Goal of the exercise | Print the following lines word for word, every one of them, without changing anything.
####
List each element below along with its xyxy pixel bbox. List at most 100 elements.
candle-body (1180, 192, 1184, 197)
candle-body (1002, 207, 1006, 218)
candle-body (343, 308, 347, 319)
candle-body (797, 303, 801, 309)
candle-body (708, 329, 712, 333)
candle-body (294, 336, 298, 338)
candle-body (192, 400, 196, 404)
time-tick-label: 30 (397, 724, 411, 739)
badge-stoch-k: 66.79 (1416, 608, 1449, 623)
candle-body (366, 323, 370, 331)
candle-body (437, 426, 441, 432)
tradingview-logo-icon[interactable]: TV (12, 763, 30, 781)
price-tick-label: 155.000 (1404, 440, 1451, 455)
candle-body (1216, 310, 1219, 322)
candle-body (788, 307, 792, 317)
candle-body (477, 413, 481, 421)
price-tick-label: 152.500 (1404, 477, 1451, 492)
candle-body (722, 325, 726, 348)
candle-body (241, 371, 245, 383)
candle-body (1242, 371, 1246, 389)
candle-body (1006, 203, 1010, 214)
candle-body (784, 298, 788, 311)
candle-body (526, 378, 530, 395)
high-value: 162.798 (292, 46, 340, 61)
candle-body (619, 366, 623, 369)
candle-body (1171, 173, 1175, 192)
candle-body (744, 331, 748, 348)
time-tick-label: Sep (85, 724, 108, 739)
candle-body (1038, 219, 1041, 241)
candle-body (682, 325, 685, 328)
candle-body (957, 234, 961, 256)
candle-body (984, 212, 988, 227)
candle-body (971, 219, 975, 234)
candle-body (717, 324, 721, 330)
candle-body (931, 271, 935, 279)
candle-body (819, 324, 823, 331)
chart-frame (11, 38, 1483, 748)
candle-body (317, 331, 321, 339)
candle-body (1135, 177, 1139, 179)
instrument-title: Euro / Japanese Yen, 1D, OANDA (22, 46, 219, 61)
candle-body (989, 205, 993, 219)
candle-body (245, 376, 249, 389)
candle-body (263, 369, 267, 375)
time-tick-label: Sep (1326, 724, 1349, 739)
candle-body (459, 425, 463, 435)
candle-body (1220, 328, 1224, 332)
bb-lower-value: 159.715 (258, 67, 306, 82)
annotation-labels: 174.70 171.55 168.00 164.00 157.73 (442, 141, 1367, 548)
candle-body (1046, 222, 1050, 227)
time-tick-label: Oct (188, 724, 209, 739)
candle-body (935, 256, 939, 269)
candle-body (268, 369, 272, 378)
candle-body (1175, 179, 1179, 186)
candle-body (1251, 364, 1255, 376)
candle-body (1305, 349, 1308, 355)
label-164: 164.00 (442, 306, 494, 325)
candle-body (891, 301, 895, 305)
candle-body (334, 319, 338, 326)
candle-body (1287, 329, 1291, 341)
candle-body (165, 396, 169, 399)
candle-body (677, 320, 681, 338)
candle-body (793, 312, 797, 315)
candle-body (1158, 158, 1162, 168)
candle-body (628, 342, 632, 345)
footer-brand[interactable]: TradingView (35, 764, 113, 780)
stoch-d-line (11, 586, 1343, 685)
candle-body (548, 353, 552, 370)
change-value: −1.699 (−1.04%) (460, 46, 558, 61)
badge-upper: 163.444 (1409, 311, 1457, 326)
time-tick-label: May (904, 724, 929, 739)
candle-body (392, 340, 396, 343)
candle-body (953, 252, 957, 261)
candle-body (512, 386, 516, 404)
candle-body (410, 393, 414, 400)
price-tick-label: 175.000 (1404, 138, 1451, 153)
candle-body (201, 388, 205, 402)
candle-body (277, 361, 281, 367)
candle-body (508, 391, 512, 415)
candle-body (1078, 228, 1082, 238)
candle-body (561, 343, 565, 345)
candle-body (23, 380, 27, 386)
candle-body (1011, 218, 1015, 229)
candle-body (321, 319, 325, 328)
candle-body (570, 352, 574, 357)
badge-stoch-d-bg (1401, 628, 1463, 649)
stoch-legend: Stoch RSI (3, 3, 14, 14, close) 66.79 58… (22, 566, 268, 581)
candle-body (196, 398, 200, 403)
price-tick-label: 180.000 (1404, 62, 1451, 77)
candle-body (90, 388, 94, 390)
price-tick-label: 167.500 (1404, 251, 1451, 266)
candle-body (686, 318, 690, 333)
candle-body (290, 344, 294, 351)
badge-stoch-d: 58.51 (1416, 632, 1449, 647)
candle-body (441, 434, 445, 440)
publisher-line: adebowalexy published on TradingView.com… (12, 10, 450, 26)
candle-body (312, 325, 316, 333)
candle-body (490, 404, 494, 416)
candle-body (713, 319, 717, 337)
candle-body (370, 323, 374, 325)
####
Reply to the task |
List each element below along with its xyxy pixel bbox. List at most 100 elements.
candle-body (1180, 192, 1184, 197)
candle-body (1002, 207, 1006, 218)
candle-body (343, 308, 347, 319)
candle-body (797, 303, 801, 309)
candle-body (708, 329, 712, 333)
candle-body (294, 336, 298, 338)
candle-body (192, 400, 196, 404)
time-tick-label: 30 (397, 724, 411, 739)
badge-stoch-k: 66.79 (1416, 608, 1449, 623)
candle-body (366, 323, 370, 331)
candle-body (437, 426, 441, 432)
tradingview-logo-icon[interactable]: TV (12, 763, 30, 781)
price-tick-label: 155.000 (1404, 440, 1451, 455)
candle-body (1216, 310, 1219, 322)
candle-body (788, 307, 792, 317)
candle-body (477, 413, 481, 421)
price-tick-label: 152.500 (1404, 477, 1451, 492)
candle-body (722, 325, 726, 348)
candle-body (241, 371, 245, 383)
candle-body (1242, 371, 1246, 389)
candle-body (1006, 203, 1010, 214)
candle-body (784, 298, 788, 311)
candle-body (526, 378, 530, 395)
high-value: 162.798 (292, 46, 340, 61)
candle-body (619, 366, 623, 369)
candle-body (1171, 173, 1175, 192)
candle-body (744, 331, 748, 348)
time-tick-label: Sep (85, 724, 108, 739)
candle-body (1038, 219, 1041, 241)
candle-body (682, 325, 685, 328)
candle-body (957, 234, 961, 256)
candle-body (984, 212, 988, 227)
candle-body (971, 219, 975, 234)
candle-body (717, 324, 721, 330)
candle-body (931, 271, 935, 279)
candle-body (819, 324, 823, 331)
chart-frame (11, 38, 1483, 748)
candle-body (317, 331, 321, 339)
candle-body (1135, 177, 1139, 179)
instrument-title: Euro / Japanese Yen, 1D, OANDA (22, 46, 219, 61)
candle-body (989, 205, 993, 219)
candle-body (245, 376, 249, 389)
candle-body (263, 369, 267, 375)
time-tick-label: Sep (1326, 724, 1349, 739)
candle-body (459, 425, 463, 435)
candle-body (1220, 328, 1224, 332)
bb-lower-value: 159.715 (258, 67, 306, 82)
annotation-labels: 174.70 171.55 168.00 164.00 157.73 (442, 141, 1367, 548)
candle-body (1046, 222, 1050, 227)
time-tick-label: Oct (188, 724, 209, 739)
candle-body (935, 256, 939, 269)
candle-body (268, 369, 272, 378)
candle-body (1175, 179, 1179, 186)
candle-body (1251, 364, 1255, 376)
candle-body (1305, 349, 1308, 355)
label-164: 164.00 (442, 306, 494, 325)
candle-body (891, 301, 895, 305)
candle-body (334, 319, 338, 326)
candle-body (1287, 329, 1291, 341)
candle-body (165, 396, 169, 399)
candle-body (677, 320, 681, 338)
candle-body (793, 312, 797, 315)
candle-body (1158, 158, 1162, 168)
candle-body (628, 342, 632, 345)
footer-brand[interactable]: TradingView (35, 764, 113, 780)
stoch-d-line (11, 586, 1343, 685)
candle-body (548, 353, 552, 370)
change-value: −1.699 (−1.04%) (460, 46, 558, 61)
badge-upper: 163.444 (1409, 311, 1457, 326)
time-tick-label: May (904, 724, 929, 739)
candle-body (392, 340, 396, 343)
candle-body (953, 252, 957, 261)
candle-body (512, 386, 516, 404)
candle-body (410, 393, 414, 400)
price-tick-label: 175.000 (1404, 138, 1451, 153)
candle-body (201, 388, 205, 402)
candle-body (277, 361, 281, 367)
candle-body (508, 391, 512, 415)
candle-body (1078, 228, 1082, 238)
candle-body (561, 343, 565, 345)
candle-body (23, 380, 27, 386)
candle-body (1011, 218, 1015, 229)
candle-body (321, 319, 325, 328)
candle-body (570, 352, 574, 357)
badge-stoch-d-bg (1401, 628, 1463, 649)
stoch-legend: Stoch RSI (3, 3, 14, 14, close) 66.79 58… (22, 566, 268, 581)
candle-body (196, 398, 200, 403)
price-tick-label: 180.000 (1404, 62, 1451, 77)
candle-body (90, 388, 94, 390)
price-tick-label: 167.500 (1404, 251, 1451, 266)
candle-body (686, 318, 690, 333)
candle-body (290, 344, 294, 351)
badge-stoch-d: 58.51 (1416, 632, 1449, 647)
candle-body (441, 434, 445, 440)
publisher-line: adebowalexy published on TradingView.com… (12, 10, 450, 26)
candle-body (312, 325, 316, 333)
candle-body (490, 404, 494, 416)
candle-body (713, 319, 717, 337)
candle-body (370, 323, 374, 325)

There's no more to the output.